** BEGIN AVAILABLE RECORDS **

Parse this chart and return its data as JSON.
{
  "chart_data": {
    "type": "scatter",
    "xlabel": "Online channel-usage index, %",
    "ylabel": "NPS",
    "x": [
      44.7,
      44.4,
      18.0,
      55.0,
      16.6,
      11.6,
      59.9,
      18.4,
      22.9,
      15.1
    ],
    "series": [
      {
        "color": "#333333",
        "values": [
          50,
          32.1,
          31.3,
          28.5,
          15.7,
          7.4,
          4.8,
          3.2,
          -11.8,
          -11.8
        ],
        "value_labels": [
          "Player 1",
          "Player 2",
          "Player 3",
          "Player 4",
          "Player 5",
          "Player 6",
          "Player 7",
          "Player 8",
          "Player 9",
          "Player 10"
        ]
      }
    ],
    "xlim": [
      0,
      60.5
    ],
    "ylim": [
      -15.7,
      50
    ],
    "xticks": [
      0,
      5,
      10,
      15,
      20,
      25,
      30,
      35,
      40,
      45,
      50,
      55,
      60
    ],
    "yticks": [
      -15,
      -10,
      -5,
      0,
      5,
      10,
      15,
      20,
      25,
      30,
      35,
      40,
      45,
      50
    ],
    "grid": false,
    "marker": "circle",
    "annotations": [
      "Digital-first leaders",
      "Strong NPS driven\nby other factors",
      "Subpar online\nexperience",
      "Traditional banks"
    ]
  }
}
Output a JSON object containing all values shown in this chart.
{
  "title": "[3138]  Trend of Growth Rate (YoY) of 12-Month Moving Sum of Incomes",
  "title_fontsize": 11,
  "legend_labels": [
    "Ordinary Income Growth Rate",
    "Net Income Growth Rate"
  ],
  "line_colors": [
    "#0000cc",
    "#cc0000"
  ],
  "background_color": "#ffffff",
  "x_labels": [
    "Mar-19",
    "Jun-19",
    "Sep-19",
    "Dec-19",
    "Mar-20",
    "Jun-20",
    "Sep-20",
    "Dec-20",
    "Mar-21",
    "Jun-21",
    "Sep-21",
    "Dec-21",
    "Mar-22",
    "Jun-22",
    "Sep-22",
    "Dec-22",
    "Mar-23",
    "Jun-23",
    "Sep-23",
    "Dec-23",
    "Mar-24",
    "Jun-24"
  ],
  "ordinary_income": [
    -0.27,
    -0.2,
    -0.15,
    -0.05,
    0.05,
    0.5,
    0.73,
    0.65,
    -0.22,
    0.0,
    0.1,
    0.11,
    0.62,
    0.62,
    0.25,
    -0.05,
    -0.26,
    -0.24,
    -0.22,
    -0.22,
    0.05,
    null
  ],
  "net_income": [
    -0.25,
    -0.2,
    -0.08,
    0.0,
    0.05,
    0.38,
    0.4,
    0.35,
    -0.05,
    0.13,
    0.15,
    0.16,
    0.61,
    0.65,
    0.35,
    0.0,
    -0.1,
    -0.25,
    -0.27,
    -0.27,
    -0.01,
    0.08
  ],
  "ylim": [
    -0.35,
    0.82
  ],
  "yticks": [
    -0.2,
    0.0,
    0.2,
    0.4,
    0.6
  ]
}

** END AVAILABLE RECORDS **

- [GIVEN PROBLEM]: Reproduce the entire listing word for word.

- [OUTPUT OF THE TASK]:
Parse this chart and return its data as JSON.
{
  "chart_data": {
    "type": "scatter",
    "xlabel": "Online channel-usage index, %",
    "ylabel": "NPS",
    "x": [
      44.7,
      44.4,
      18.0,
      55.0,
      16.6,
      11.6,
      59.9,
      18.4,
      22.9,
      15.1
    ],
    "series": [
      {
        "color": "#333333",
        "values": [
          50,
          32.1,
          31.3,
          28.5,
          15.7,
          7.4,
          4.8,
          3.2,
          -11.8,
          -11.8
        ],
        "value_labels": [
          "Player 1",
          "Player 2",
          "Player 3",
          "Player 4",
          "Player 5",
          "Player 6",
          "Player 7",
          "Player 8",
          "Player 9",
          "Player 10"
        ]
      }
    ],
    "xlim": [
      0,
      60.5
    ],
    "ylim": [
      -15.7,
      50
    ],
    "xticks": [
      0,
      5,
      10,
      15,
      20,
      25,
      30,
      35,
      40,
      45,
      50,
      55,
      60
    ],
    "yticks": [
      -15,
      -10,
      -5,
      0,
      5,
      10,
      15,
      20,
      25,
      30,
      35,
      40,
      45,
      50
    ],
    "grid": false,
    "marker": "circle",
    "annotations": [
      "Digital-first leaders",
      "Strong NPS driven\nby other factors",
      "Subpar online\nexperience",
      "Traditional banks"
    ]
  }
}
Output a JSON object containing all values shown in this chart.
{
  "title": "[3138]  Trend of Growth Rate (YoY) of 12-Month Moving Sum of Incomes",
  "title_fontsize": 11,
  "legend_labels": [
    "Ordinary Income Growth Rate",
    "Net Income Growth Rate"
  ],
  "line_colors": [
    "#0000cc",
    "#cc0000"
  ],
  "background_color": "#ffffff",
  "x_labels": [
    "Mar-19",
    "Jun-19",
    "Sep-19",
    "Dec-19",
    "Mar-20",
    "Jun-20",
    "Sep-20",
    "Dec-20",
    "Mar-21",
    "Jun-21",
    "Sep-21",
    "Dec-21",
    "Mar-22",
    "Jun-22",
    "Sep-22",
    "Dec-22",
    "Mar-23",
    "Jun-23",
    "Sep-23",
    "Dec-23",
    "Mar-24",
    "Jun-24"
  ],
  "ordinary_income": [
    -0.27,
    -0.2,
    -0.15,
    -0.05,
    0.05,
    0.5,
    0.73,
    0.65,
    -0.22,
    0.0,
    0.1,
    0.11,
    0.62,
    0.62,
    0.25,
    -0.05,
    -0.26,
    -0.24,
    -0.22,
    -0.22,
    0.05,
    null
  ],
  "net_income": [
    -0.25,
    -0.2,
    -0.08,
    0.0,
    0.05,
    0.38,
    0.4,
    0.35,
    -0.05,
    0.13,
    0.15,
    0.16,
    0.61,
    0.65,
    0.35,
    0.0,
    -0.1,
    -0.25,
    -0.27,
    -0.27,
    -0.01,
    0.08
  ],
  "ylim": [
    -0.35,
    0.82
  ],
  "yticks": [
    -0.2,
    0.0,
    0.2,
    0.4,
    0.6
  ]
}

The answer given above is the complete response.